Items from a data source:
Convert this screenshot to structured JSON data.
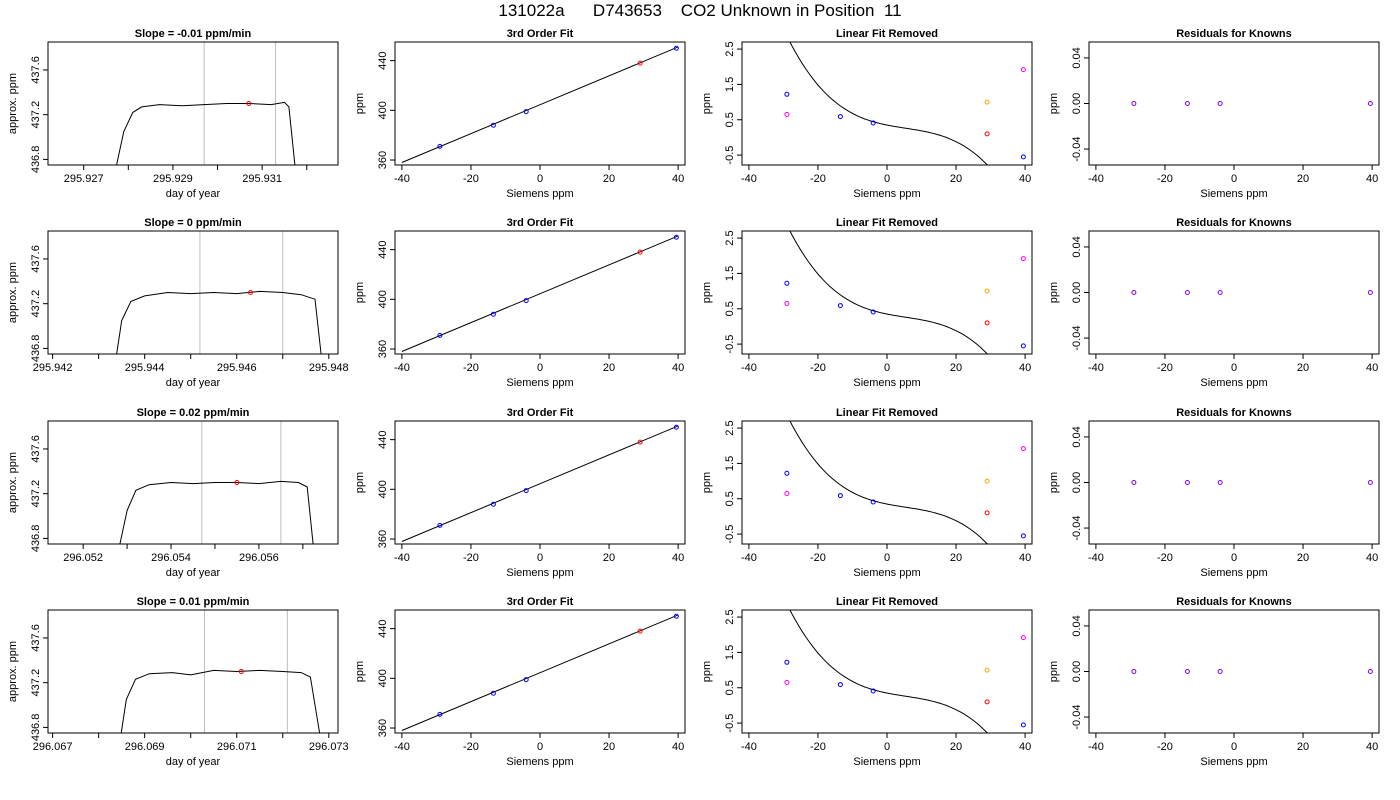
{
  "title": "131022a      D743653    CO2 Unknown in Position  11",
  "colors": {
    "line": "#000000",
    "grid_vline": "#bfbfbf",
    "known_point": "#0000ff",
    "unknown_point": "#ff0000",
    "orange_point": "#ffa500",
    "magenta_point": "#ff00ff",
    "purple_point": "#8000ff"
  },
  "chart_data": [
    {
      "type": "line",
      "row": 0,
      "col": 0,
      "title": "Slope =  -0.01  ppm/min",
      "xlabel": "day of year",
      "ylabel": "approx. ppm",
      "xlim": [
        295.9262,
        295.9327
      ],
      "ylim": [
        436.75,
        437.85
      ],
      "xticks": [
        295.927,
        295.928,
        295.929,
        295.93,
        295.931,
        295.932
      ],
      "xtick_labels": [
        "295.927",
        "",
        "295.929",
        "",
        "295.931",
        ""
      ],
      "yticks": [
        436.8,
        437.2,
        437.6
      ],
      "ytick_labels": [
        "436.8",
        "437.2",
        "437.6"
      ],
      "vlines": [
        295.9297,
        295.9313
      ],
      "marker": [
        295.9307,
        437.3
      ],
      "x": [
        295.9276,
        295.9279,
        295.9281,
        295.9283,
        295.9287,
        295.9292,
        295.9297,
        295.9302,
        295.9307,
        295.9312,
        295.9315,
        295.9316,
        295.9318
      ],
      "y": [
        436.5,
        437.05,
        437.22,
        437.27,
        437.29,
        437.28,
        437.29,
        437.3,
        437.3,
        437.29,
        437.31,
        437.27,
        436.5
      ]
    },
    {
      "type": "scatter",
      "row": 0,
      "col": 1,
      "title": "3rd Order Fit",
      "xlabel": "Siemens ppm",
      "ylabel": "ppm",
      "xlim": [
        -42,
        42
      ],
      "ylim": [
        356,
        455
      ],
      "xticks": [
        -40,
        -20,
        0,
        20,
        40
      ],
      "yticks": [
        360,
        400,
        440
      ],
      "line": {
        "x": [
          -40,
          40
        ],
        "y": [
          358,
          451
        ]
      },
      "points": [
        {
          "x": -29,
          "y": 371,
          "color": "known_point"
        },
        {
          "x": -13.5,
          "y": 388,
          "color": "known_point"
        },
        {
          "x": -4,
          "y": 399,
          "color": "known_point"
        },
        {
          "x": 29,
          "y": 438,
          "color": "unknown_point"
        },
        {
          "x": 39.5,
          "y": 450,
          "color": "known_point"
        }
      ]
    },
    {
      "type": "scatter",
      "row": 0,
      "col": 2,
      "title": "Linear Fit Removed",
      "xlabel": "Siemens ppm",
      "ylabel": "ppm",
      "xlim": [
        -42,
        42
      ],
      "ylim": [
        -0.78,
        2.7
      ],
      "xticks": [
        -40,
        -20,
        0,
        20,
        40
      ],
      "yticks": [
        -0.5,
        0.5,
        1.5,
        2.5
      ],
      "curve_coeffs": [
        0.35,
        -0.0195,
        0.00083,
        -5.15e-05
      ],
      "curve_xrange": [
        -39.5,
        40
      ],
      "points": [
        {
          "x": -29,
          "y": 1.22,
          "color": "known_point"
        },
        {
          "x": -29,
          "y": 0.65,
          "color": "magenta_point"
        },
        {
          "x": -13.5,
          "y": 0.59,
          "color": "known_point"
        },
        {
          "x": -4,
          "y": 0.41,
          "color": "known_point"
        },
        {
          "x": 29,
          "y": 1.0,
          "color": "orange_point"
        },
        {
          "x": 29,
          "y": 0.1,
          "color": "unknown_point"
        },
        {
          "x": 39.5,
          "y": 1.92,
          "color": "magenta_point"
        },
        {
          "x": 39.5,
          "y": -0.55,
          "color": "known_point"
        }
      ]
    },
    {
      "type": "scatter",
      "row": 0,
      "col": 3,
      "title": "Residuals for Knowns",
      "xlabel": "Siemens ppm",
      "ylabel": "ppm",
      "xlim": [
        -42,
        42
      ],
      "ylim": [
        -0.054,
        0.054
      ],
      "xticks": [
        -40,
        -20,
        0,
        20,
        40
      ],
      "yticks": [
        -0.04,
        0.0,
        0.04
      ],
      "ytick_labels": [
        "-0.04",
        "0.00",
        "0.04"
      ],
      "points": [
        {
          "x": -29,
          "y": 0,
          "color": "purple_point"
        },
        {
          "x": -13.5,
          "y": 0,
          "color": "purple_point"
        },
        {
          "x": -4,
          "y": 0,
          "color": "purple_point"
        },
        {
          "x": 39.5,
          "y": 0,
          "color": "purple_point"
        }
      ]
    },
    {
      "type": "line",
      "row": 1,
      "col": 0,
      "title": "Slope =  0  ppm/min",
      "xlabel": "day of year",
      "ylabel": "approx. ppm",
      "xlim": [
        295.9419,
        295.9482
      ],
      "ylim": [
        436.75,
        437.85
      ],
      "xticks": [
        295.942,
        295.943,
        295.944,
        295.945,
        295.946,
        295.947,
        295.948
      ],
      "xtick_labels": [
        "295.942",
        "",
        "295.944",
        "",
        "295.946",
        "",
        "295.948"
      ],
      "yticks": [
        436.8,
        437.2,
        437.6
      ],
      "ytick_labels": [
        "436.8",
        "437.2",
        "437.6"
      ],
      "vlines": [
        295.9452,
        295.947
      ],
      "marker": [
        295.9463,
        437.3
      ],
      "x": [
        295.9433,
        295.9435,
        295.9437,
        295.944,
        295.9445,
        295.945,
        295.9455,
        295.946,
        295.9465,
        295.947,
        295.9474,
        295.9477,
        295.9479
      ],
      "y": [
        436.5,
        437.05,
        437.22,
        437.27,
        437.3,
        437.29,
        437.3,
        437.29,
        437.31,
        437.3,
        437.28,
        437.24,
        436.5
      ]
    },
    {
      "type": "scatter",
      "row": 1,
      "col": 1,
      "title": "3rd Order Fit",
      "xlabel": "Siemens ppm",
      "ylabel": "ppm",
      "xlim": [
        -42,
        42
      ],
      "ylim": [
        356,
        455
      ],
      "xticks": [
        -40,
        -20,
        0,
        20,
        40
      ],
      "yticks": [
        360,
        400,
        440
      ],
      "line": {
        "x": [
          -40,
          40
        ],
        "y": [
          358,
          451
        ]
      },
      "points": [
        {
          "x": -29,
          "y": 371,
          "color": "known_point"
        },
        {
          "x": -13.5,
          "y": 388,
          "color": "known_point"
        },
        {
          "x": -4,
          "y": 399,
          "color": "known_point"
        },
        {
          "x": 29,
          "y": 438,
          "color": "unknown_point"
        },
        {
          "x": 39.5,
          "y": 450,
          "color": "known_point"
        }
      ]
    },
    {
      "type": "scatter",
      "row": 1,
      "col": 2,
      "title": "Linear Fit Removed",
      "xlabel": "Siemens ppm",
      "ylabel": "ppm",
      "xlim": [
        -42,
        42
      ],
      "ylim": [
        -0.78,
        2.7
      ],
      "xticks": [
        -40,
        -20,
        0,
        20,
        40
      ],
      "yticks": [
        -0.5,
        0.5,
        1.5,
        2.5
      ],
      "curve_coeffs": [
        0.35,
        -0.0195,
        0.00083,
        -5.15e-05
      ],
      "curve_xrange": [
        -39.5,
        40
      ],
      "points": [
        {
          "x": -29,
          "y": 1.22,
          "color": "known_point"
        },
        {
          "x": -29,
          "y": 0.65,
          "color": "magenta_point"
        },
        {
          "x": -13.5,
          "y": 0.59,
          "color": "known_point"
        },
        {
          "x": -4,
          "y": 0.41,
          "color": "known_point"
        },
        {
          "x": 29,
          "y": 1.0,
          "color": "orange_point"
        },
        {
          "x": 29,
          "y": 0.1,
          "color": "unknown_point"
        },
        {
          "x": 39.5,
          "y": 1.92,
          "color": "magenta_point"
        },
        {
          "x": 39.5,
          "y": -0.55,
          "color": "known_point"
        }
      ]
    },
    {
      "type": "scatter",
      "row": 1,
      "col": 3,
      "title": "Residuals for Knowns",
      "xlabel": "Siemens ppm",
      "ylabel": "ppm",
      "xlim": [
        -42,
        42
      ],
      "ylim": [
        -0.054,
        0.054
      ],
      "xticks": [
        -40,
        -20,
        0,
        20,
        40
      ],
      "yticks": [
        -0.04,
        0.0,
        0.04
      ],
      "ytick_labels": [
        "-0.04",
        "0.00",
        "0.04"
      ],
      "points": [
        {
          "x": -29,
          "y": 0,
          "color": "purple_point"
        },
        {
          "x": -13.5,
          "y": 0,
          "color": "purple_point"
        },
        {
          "x": -4,
          "y": 0,
          "color": "purple_point"
        },
        {
          "x": 39.5,
          "y": 0,
          "color": "purple_point"
        }
      ]
    },
    {
      "type": "line",
      "row": 2,
      "col": 0,
      "title": "Slope =  0.02  ppm/min",
      "xlabel": "day of year",
      "ylabel": "approx. ppm",
      "xlim": [
        296.0512,
        296.0578
      ],
      "ylim": [
        436.75,
        437.85
      ],
      "xticks": [
        296.052,
        296.053,
        296.054,
        296.055,
        296.056,
        296.057
      ],
      "xtick_labels": [
        "296.052",
        "",
        "296.054",
        "",
        "296.056",
        ""
      ],
      "yticks": [
        436.8,
        437.2,
        437.6
      ],
      "ytick_labels": [
        "436.8",
        "437.2",
        "437.6"
      ],
      "vlines": [
        296.0547,
        296.0565
      ],
      "marker": [
        296.0555,
        437.3
      ],
      "x": [
        296.0527,
        296.053,
        296.0532,
        296.0535,
        296.054,
        296.0545,
        296.055,
        296.0555,
        296.056,
        296.0565,
        296.0569,
        296.0571,
        296.0573
      ],
      "y": [
        436.5,
        437.05,
        437.23,
        437.28,
        437.3,
        437.29,
        437.3,
        437.3,
        437.29,
        437.31,
        437.3,
        437.26,
        436.5
      ]
    },
    {
      "type": "scatter",
      "row": 2,
      "col": 1,
      "title": "3rd Order Fit",
      "xlabel": "Siemens ppm",
      "ylabel": "ppm",
      "xlim": [
        -42,
        42
      ],
      "ylim": [
        356,
        455
      ],
      "xticks": [
        -40,
        -20,
        0,
        20,
        40
      ],
      "yticks": [
        360,
        400,
        440
      ],
      "line": {
        "x": [
          -40,
          40
        ],
        "y": [
          358,
          451
        ]
      },
      "points": [
        {
          "x": -29,
          "y": 371,
          "color": "known_point"
        },
        {
          "x": -13.5,
          "y": 388,
          "color": "known_point"
        },
        {
          "x": -4,
          "y": 399,
          "color": "known_point"
        },
        {
          "x": 29,
          "y": 438,
          "color": "unknown_point"
        },
        {
          "x": 39.5,
          "y": 450,
          "color": "known_point"
        }
      ]
    },
    {
      "type": "scatter",
      "row": 2,
      "col": 2,
      "title": "Linear Fit Removed",
      "xlabel": "Siemens ppm",
      "ylabel": "ppm",
      "xlim": [
        -42,
        42
      ],
      "ylim": [
        -0.78,
        2.7
      ],
      "xticks": [
        -40,
        -20,
        0,
        20,
        40
      ],
      "yticks": [
        -0.5,
        0.5,
        1.5,
        2.5
      ],
      "curve_coeffs": [
        0.35,
        -0.0195,
        0.00083,
        -5.15e-05
      ],
      "curve_xrange": [
        -39.5,
        40
      ],
      "points": [
        {
          "x": -29,
          "y": 1.22,
          "color": "known_point"
        },
        {
          "x": -29,
          "y": 0.65,
          "color": "magenta_point"
        },
        {
          "x": -13.5,
          "y": 0.59,
          "color": "known_point"
        },
        {
          "x": -4,
          "y": 0.41,
          "color": "known_point"
        },
        {
          "x": 29,
          "y": 1.0,
          "color": "orange_point"
        },
        {
          "x": 29,
          "y": 0.1,
          "color": "unknown_point"
        },
        {
          "x": 39.5,
          "y": 1.92,
          "color": "magenta_point"
        },
        {
          "x": 39.5,
          "y": -0.55,
          "color": "known_point"
        }
      ]
    },
    {
      "type": "scatter",
      "row": 2,
      "col": 3,
      "title": "Residuals for Knowns",
      "xlabel": "Siemens ppm",
      "ylabel": "ppm",
      "xlim": [
        -42,
        42
      ],
      "ylim": [
        -0.054,
        0.054
      ],
      "xticks": [
        -40,
        -20,
        0,
        20,
        40
      ],
      "yticks": [
        -0.04,
        0.0,
        0.04
      ],
      "ytick_labels": [
        "-0.04",
        "0.00",
        "0.04"
      ],
      "points": [
        {
          "x": -29,
          "y": 0,
          "color": "purple_point"
        },
        {
          "x": -13.5,
          "y": 0,
          "color": "purple_point"
        },
        {
          "x": -4,
          "y": 0,
          "color": "purple_point"
        },
        {
          "x": 39.5,
          "y": 0,
          "color": "purple_point"
        }
      ]
    },
    {
      "type": "line",
      "row": 3,
      "col": 0,
      "title": "Slope =  0.01  ppm/min",
      "xlabel": "day of year",
      "ylabel": "approx. ppm",
      "xlim": [
        296.0669,
        296.0732
      ],
      "ylim": [
        436.75,
        437.85
      ],
      "xticks": [
        296.067,
        296.068,
        296.069,
        296.07,
        296.071,
        296.072,
        296.073
      ],
      "xtick_labels": [
        "296.067",
        "",
        "296.069",
        "",
        "296.071",
        "",
        "296.073"
      ],
      "yticks": [
        436.8,
        437.2,
        437.6
      ],
      "ytick_labels": [
        "436.8",
        "437.2",
        "437.6"
      ],
      "vlines": [
        296.0703,
        296.0721
      ],
      "marker": [
        296.0711,
        437.3
      ],
      "x": [
        296.0684,
        296.0686,
        296.0688,
        296.0691,
        296.0696,
        296.07,
        296.0705,
        296.071,
        296.0715,
        296.072,
        296.0724,
        296.0726,
        296.0729
      ],
      "y": [
        436.5,
        437.05,
        437.23,
        437.28,
        437.29,
        437.27,
        437.31,
        437.3,
        437.31,
        437.3,
        437.29,
        437.25,
        436.5
      ]
    },
    {
      "type": "scatter",
      "row": 3,
      "col": 1,
      "title": "3rd Order Fit",
      "xlabel": "Siemens ppm",
      "ylabel": "ppm",
      "xlim": [
        -42,
        42
      ],
      "ylim": [
        356,
        455
      ],
      "xticks": [
        -40,
        -20,
        0,
        20,
        40
      ],
      "yticks": [
        360,
        400,
        440
      ],
      "line": {
        "x": [
          -40,
          40
        ],
        "y": [
          358,
          451
        ]
      },
      "points": [
        {
          "x": -29,
          "y": 371,
          "color": "known_point"
        },
        {
          "x": -13.5,
          "y": 388,
          "color": "known_point"
        },
        {
          "x": -4,
          "y": 399,
          "color": "known_point"
        },
        {
          "x": 29,
          "y": 438,
          "color": "unknown_point"
        },
        {
          "x": 39.5,
          "y": 450,
          "color": "known_point"
        }
      ]
    },
    {
      "type": "scatter",
      "row": 3,
      "col": 2,
      "title": "Linear Fit Removed",
      "xlabel": "Siemens ppm",
      "ylabel": "ppm",
      "xlim": [
        -42,
        42
      ],
      "ylim": [
        -0.78,
        2.7
      ],
      "xticks": [
        -40,
        -20,
        0,
        20,
        40
      ],
      "yticks": [
        -0.5,
        0.5,
        1.5,
        2.5
      ],
      "curve_coeffs": [
        0.35,
        -0.0195,
        0.00083,
        -5.15e-05
      ],
      "curve_xrange": [
        -39.5,
        40
      ],
      "points": [
        {
          "x": -29,
          "y": 1.22,
          "color": "known_point"
        },
        {
          "x": -29,
          "y": 0.65,
          "color": "magenta_point"
        },
        {
          "x": -13.5,
          "y": 0.59,
          "color": "known_point"
        },
        {
          "x": -4,
          "y": 0.41,
          "color": "known_point"
        },
        {
          "x": 29,
          "y": 1.0,
          "color": "orange_point"
        },
        {
          "x": 29,
          "y": 0.1,
          "color": "unknown_point"
        },
        {
          "x": 39.5,
          "y": 1.92,
          "color": "magenta_point"
        },
        {
          "x": 39.5,
          "y": -0.55,
          "color": "known_point"
        }
      ]
    },
    {
      "type": "scatter",
      "row": 3,
      "col": 3,
      "title": "Residuals for Knowns",
      "xlabel": "Siemens ppm",
      "ylabel": "ppm",
      "xlim": [
        -42,
        42
      ],
      "ylim": [
        -0.054,
        0.054
      ],
      "xticks": [
        -40,
        -20,
        0,
        20,
        40
      ],
      "yticks": [
        -0.04,
        0.0,
        0.04
      ],
      "ytick_labels": [
        "-0.04",
        "0.00",
        "0.04"
      ],
      "points": [
        {
          "x": -29,
          "y": 0,
          "color": "purple_point"
        },
        {
          "x": -13.5,
          "y": 0,
          "color": "purple_point"
        },
        {
          "x": -4,
          "y": 0,
          "color": "purple_point"
        },
        {
          "x": 39.5,
          "y": 0,
          "color": "purple_point"
        }
      ]
    }
  ]
}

Directions. Reproduce every line from the entries that holds the word "Slope".

Task solution.
      "title": "Slope =  -0.01  ppm/min",
      "title": "Slope =  0  ppm/min",
      "title": "Slope =  0.02  ppm/min",
      "title": "Slope =  0.01  ppm/min",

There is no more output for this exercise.